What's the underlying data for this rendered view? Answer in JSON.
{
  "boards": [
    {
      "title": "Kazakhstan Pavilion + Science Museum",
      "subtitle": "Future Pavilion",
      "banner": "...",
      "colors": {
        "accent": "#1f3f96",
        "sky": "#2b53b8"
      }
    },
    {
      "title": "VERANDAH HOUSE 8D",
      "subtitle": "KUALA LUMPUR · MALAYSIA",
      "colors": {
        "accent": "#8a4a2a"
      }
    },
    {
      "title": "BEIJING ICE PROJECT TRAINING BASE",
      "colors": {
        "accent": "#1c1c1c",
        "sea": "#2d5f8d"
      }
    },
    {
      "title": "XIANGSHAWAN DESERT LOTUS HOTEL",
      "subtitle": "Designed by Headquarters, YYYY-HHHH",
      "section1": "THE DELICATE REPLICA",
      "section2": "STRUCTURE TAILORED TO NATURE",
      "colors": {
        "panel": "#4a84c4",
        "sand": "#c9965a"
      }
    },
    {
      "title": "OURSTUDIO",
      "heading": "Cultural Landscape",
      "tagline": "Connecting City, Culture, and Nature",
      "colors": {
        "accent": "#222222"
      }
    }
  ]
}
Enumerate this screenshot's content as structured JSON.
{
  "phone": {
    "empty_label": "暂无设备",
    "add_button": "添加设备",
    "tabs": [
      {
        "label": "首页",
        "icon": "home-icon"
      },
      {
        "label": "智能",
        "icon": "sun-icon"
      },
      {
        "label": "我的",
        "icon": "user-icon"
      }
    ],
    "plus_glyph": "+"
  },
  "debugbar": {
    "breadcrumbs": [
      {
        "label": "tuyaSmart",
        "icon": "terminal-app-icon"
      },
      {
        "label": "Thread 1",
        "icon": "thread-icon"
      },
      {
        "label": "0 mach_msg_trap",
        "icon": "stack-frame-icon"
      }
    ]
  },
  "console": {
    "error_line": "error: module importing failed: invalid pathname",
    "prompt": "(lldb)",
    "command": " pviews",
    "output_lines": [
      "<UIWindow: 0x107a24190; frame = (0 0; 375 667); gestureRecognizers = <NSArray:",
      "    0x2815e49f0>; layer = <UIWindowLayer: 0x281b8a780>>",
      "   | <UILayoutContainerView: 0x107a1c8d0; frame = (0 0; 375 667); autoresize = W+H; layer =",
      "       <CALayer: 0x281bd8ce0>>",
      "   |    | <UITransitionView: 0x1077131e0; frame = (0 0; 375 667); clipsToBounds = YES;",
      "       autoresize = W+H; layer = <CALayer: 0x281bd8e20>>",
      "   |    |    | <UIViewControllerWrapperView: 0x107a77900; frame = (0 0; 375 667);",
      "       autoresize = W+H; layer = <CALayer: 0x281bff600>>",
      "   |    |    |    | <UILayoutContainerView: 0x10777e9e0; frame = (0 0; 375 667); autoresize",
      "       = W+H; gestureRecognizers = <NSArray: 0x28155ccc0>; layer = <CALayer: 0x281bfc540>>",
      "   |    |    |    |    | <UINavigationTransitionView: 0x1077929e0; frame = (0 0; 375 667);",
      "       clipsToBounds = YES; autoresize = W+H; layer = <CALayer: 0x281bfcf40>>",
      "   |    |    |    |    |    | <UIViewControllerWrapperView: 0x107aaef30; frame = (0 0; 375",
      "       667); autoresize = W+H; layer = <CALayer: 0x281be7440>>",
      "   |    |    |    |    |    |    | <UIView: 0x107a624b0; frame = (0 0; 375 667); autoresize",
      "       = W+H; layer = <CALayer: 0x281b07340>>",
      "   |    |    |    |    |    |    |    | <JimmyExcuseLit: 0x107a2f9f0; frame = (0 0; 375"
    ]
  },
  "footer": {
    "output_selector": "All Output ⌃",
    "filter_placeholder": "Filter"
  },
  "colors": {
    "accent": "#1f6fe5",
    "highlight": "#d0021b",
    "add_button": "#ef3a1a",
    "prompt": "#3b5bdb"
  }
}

----

__TASK DESCRIPTION__: Take the lines above and retype all of them exactly.

__OUTPUT FOR THIS TASK__:
What's the underlying data for this rendered view? Answer in JSON.
{
  "boards": [
    {
      "title": "Kazakhstan Pavilion + Science Museum",
      "subtitle": "Future Pavilion",
      "banner": "...",
      "colors": {
        "accent": "#1f3f96",
        "sky": "#2b53b8"
      }
    },
    {
      "title": "VERANDAH HOUSE 8D",
      "subtitle": "KUALA LUMPUR · MALAYSIA",
      "colors": {
        "accent": "#8a4a2a"
      }
    },
    {
      "title": "BEIJING ICE PROJECT TRAINING BASE",
      "colors": {
        "accent": "#1c1c1c",
        "sea": "#2d5f8d"
      }
    },
    {
      "title": "XIANGSHAWAN DESERT LOTUS HOTEL",
      "subtitle": "Designed by Headquarters, YYYY-HHHH",
      "section1": "THE DELICATE REPLICA",
      "section2": "STRUCTURE TAILORED TO NATURE",
      "colors": {
        "panel": "#4a84c4",
        "sand": "#c9965a"
      }
    },
    {
      "title": "OURSTUDIO",
      "heading": "Cultural Landscape",
      "tagline": "Connecting City, Culture, and Nature",
      "colors": {
        "accent": "#222222"
      }
    }
  ]
}
Enumerate this screenshot's content as structured JSON.
{
  "phone": {
    "empty_label": "暂无设备",
    "add_button": "添加设备",
    "tabs": [
      {
        "label": "首页",
        "icon": "home-icon"
      },
      {
        "label": "智能",
        "icon": "sun-icon"
      },
      {
        "label": "我的",
        "icon": "user-icon"
      }
    ],
    "plus_glyph": "+"
  },
  "debugbar": {
    "breadcrumbs": [
      {
        "label": "tuyaSmart",
        "icon": "terminal-app-icon"
      },
      {
        "label": "Thread 1",
        "icon": "thread-icon"
      },
      {
        "label": "0 mach_msg_trap",
        "icon": "stack-frame-icon"
      }
    ]
  },
  "console": {
    "error_line": "error: module importing failed: invalid pathname",
    "prompt": "(lldb)",
    "command": " pviews",
    "output_lines": [
      "<UIWindow: 0x107a24190; frame = (0 0; 375 667); gestureRecognizers = <NSArray:",
      "    0x2815e49f0>; layer = <UIWindowLayer: 0x281b8a780>>",
      "   | <UILayoutContainerView: 0x107a1c8d0; frame = (0 0; 375 667); autoresize = W+H; layer =",
      "       <CALayer: 0x281bd8ce0>>",
      "   |    | <UITransitionView: 0x1077131e0; frame = (0 0; 375 667); clipsToBounds = YES;",
      "       autoresize = W+H; layer = <CALayer: 0x281bd8e20>>",
      "   |    |    | <UIViewControllerWrapperView: 0x107a77900; frame = (0 0; 375 667);",
      "       autoresize = W+H; layer = <CALayer: 0x281bff600>>",
      "   |    |    |    | <UILayoutContainerView: 0x10777e9e0; frame = (0 0; 375 667); autoresize",
      "       = W+H; gestureRecognizers = <NSArray: 0x28155ccc0>; layer = <CALayer: 0x281bfc540>>",
      "   |    |    |    |    | <UINavigationTransitionView: 0x1077929e0; frame = (0 0; 375 667);",
      "       clipsToBounds = YES; autoresize = W+H; layer = <CALayer: 0x281bfcf40>>",
      "   |    |    |    |    |    | <UIViewControllerWrapperView: 0x107aaef30; frame = (0 0; 375",
      "       667); autoresize = W+H; layer = <CALayer: 0x281be7440>>",
      "   |    |    |    |    |    |    | <UIView: 0x107a624b0; frame = (0 0; 375 667); autoresize",
      "       = W+H; layer = <CALayer: 0x281b07340>>",
      "   |    |    |    |    |    |    |    | <JimmyExcuseLit: 0x107a2f9f0; frame = (0 0; 375"
    ]
  },
  "footer": {
    "output_selector": "All Output ⌃",
    "filter_placeholder": "Filter"
  },
  "colors": {
    "accent": "#1f6fe5",
    "highlight": "#d0021b",
    "add_button": "#ef3a1a",
    "prompt": "#3b5bdb"
  }
}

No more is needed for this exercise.